### What the exercise asks
In the data below, find every line with the string "JSON" and pull it out.

** start Materials provided **

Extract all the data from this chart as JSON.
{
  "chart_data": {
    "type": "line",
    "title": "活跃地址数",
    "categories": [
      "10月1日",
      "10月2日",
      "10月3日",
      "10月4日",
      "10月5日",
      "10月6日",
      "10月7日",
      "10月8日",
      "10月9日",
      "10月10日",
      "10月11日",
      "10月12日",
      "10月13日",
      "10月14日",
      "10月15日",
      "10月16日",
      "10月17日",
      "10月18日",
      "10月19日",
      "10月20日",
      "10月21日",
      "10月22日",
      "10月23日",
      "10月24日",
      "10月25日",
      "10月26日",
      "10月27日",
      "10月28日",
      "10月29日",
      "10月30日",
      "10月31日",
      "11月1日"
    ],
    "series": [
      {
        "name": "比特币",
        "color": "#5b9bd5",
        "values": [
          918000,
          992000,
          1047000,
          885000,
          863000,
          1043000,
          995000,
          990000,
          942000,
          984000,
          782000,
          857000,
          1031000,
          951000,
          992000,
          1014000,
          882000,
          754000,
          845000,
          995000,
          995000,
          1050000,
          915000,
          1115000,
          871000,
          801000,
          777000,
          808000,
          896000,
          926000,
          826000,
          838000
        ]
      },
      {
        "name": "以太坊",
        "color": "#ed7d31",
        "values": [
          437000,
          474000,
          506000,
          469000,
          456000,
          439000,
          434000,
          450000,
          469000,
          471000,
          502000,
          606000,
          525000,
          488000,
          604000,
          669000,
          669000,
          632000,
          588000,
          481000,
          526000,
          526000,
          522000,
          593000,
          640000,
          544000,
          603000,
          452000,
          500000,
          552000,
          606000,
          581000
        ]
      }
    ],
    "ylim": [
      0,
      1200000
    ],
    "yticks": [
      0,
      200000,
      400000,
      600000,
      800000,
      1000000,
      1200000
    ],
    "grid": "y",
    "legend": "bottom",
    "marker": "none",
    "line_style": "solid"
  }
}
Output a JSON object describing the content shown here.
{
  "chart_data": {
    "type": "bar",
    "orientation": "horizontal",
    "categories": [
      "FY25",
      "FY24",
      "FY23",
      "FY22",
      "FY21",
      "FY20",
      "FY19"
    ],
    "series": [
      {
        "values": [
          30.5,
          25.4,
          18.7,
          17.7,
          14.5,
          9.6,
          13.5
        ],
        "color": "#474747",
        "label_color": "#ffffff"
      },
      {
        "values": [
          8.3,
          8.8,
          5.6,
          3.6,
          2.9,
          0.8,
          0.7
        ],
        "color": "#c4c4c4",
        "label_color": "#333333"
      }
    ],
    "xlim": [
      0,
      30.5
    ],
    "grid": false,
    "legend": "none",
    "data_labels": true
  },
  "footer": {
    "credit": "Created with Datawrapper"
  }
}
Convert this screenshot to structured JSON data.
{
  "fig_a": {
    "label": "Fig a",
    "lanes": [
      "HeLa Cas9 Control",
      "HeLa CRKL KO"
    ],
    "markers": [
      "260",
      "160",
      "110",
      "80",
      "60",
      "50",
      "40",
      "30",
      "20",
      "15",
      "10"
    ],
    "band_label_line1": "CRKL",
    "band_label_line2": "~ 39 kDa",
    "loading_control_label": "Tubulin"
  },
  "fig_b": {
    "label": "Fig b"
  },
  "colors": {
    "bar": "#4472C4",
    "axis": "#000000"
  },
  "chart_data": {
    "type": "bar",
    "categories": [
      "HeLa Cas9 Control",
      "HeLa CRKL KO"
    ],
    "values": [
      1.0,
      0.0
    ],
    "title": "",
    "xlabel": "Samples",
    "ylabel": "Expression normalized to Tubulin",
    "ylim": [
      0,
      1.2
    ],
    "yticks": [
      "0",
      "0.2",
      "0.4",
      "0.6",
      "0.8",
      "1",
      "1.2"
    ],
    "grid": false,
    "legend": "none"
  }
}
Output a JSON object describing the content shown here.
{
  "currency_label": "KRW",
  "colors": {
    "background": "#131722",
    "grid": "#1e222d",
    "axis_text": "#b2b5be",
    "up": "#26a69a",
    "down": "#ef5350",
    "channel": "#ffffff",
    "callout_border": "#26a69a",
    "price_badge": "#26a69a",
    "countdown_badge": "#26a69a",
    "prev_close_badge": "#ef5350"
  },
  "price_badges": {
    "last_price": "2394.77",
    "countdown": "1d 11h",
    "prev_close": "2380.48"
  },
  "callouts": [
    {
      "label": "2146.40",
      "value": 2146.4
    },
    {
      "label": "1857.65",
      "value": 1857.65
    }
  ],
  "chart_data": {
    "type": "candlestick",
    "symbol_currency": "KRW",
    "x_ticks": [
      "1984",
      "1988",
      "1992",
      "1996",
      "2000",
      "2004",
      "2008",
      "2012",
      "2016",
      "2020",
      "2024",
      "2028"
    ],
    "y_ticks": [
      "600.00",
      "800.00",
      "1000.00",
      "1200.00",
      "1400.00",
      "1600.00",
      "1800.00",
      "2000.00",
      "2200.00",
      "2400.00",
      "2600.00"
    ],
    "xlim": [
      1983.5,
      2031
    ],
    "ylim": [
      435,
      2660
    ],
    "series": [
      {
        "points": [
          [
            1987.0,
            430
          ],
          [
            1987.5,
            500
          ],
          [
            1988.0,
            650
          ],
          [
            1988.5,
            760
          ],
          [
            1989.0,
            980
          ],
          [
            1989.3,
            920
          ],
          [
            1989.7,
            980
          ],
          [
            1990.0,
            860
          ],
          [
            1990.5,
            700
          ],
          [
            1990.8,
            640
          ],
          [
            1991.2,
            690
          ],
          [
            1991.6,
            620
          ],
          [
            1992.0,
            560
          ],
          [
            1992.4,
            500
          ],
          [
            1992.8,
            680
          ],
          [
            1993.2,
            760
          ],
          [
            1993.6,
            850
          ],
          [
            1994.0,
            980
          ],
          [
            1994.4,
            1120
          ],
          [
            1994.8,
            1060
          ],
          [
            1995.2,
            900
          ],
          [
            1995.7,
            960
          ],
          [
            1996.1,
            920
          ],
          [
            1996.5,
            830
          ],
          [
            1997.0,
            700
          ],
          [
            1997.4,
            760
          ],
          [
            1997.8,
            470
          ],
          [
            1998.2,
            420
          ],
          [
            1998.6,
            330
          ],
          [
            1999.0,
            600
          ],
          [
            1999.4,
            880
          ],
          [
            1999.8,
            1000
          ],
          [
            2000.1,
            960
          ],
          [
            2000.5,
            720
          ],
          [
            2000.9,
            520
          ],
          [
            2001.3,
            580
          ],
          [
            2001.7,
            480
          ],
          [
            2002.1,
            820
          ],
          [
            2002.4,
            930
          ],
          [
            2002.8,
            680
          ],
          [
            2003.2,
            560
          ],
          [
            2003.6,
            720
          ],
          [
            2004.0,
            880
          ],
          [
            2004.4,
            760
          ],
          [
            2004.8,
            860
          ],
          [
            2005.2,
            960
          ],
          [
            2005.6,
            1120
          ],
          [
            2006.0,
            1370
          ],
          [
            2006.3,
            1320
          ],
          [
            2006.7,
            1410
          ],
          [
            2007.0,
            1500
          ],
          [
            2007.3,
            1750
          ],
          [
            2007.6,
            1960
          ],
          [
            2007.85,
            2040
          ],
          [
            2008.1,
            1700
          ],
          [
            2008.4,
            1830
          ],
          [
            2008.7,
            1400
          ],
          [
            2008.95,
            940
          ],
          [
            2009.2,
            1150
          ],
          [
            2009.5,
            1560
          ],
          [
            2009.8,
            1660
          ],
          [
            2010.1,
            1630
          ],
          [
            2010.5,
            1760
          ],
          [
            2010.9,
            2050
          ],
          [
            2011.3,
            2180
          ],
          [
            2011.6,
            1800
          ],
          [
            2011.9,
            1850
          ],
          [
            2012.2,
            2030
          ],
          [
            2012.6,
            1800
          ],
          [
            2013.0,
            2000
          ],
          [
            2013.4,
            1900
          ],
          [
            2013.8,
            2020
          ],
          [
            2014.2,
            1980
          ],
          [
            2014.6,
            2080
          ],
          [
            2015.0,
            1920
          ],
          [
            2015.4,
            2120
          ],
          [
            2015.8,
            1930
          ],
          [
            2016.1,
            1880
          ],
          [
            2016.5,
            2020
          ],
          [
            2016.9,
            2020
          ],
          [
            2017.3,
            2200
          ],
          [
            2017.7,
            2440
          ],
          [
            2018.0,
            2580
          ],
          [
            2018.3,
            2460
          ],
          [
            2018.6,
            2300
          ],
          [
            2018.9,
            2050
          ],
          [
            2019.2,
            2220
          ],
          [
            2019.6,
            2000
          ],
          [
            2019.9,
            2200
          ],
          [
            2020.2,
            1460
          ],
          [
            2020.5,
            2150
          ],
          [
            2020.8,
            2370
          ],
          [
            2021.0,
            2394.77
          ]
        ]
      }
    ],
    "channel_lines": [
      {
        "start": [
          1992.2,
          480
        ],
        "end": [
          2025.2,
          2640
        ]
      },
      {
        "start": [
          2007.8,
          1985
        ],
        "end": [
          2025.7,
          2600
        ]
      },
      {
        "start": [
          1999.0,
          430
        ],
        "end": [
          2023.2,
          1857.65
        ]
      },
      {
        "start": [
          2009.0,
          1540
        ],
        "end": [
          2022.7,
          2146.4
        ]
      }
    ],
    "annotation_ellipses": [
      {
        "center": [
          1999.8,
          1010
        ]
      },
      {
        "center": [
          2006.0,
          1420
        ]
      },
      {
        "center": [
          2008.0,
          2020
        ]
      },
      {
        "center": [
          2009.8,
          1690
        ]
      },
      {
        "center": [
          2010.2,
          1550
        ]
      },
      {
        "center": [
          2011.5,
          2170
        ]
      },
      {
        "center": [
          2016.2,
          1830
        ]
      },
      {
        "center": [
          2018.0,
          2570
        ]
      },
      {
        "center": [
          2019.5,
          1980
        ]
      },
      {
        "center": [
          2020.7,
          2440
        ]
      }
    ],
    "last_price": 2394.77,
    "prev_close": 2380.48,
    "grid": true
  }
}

** end Materials provided **

### Reply to the task
Extract all the data from this chart as JSON.
Output a JSON object describing the content shown here.
Convert this screenshot to structured JSON data.
Output a JSON object describing the content shown here.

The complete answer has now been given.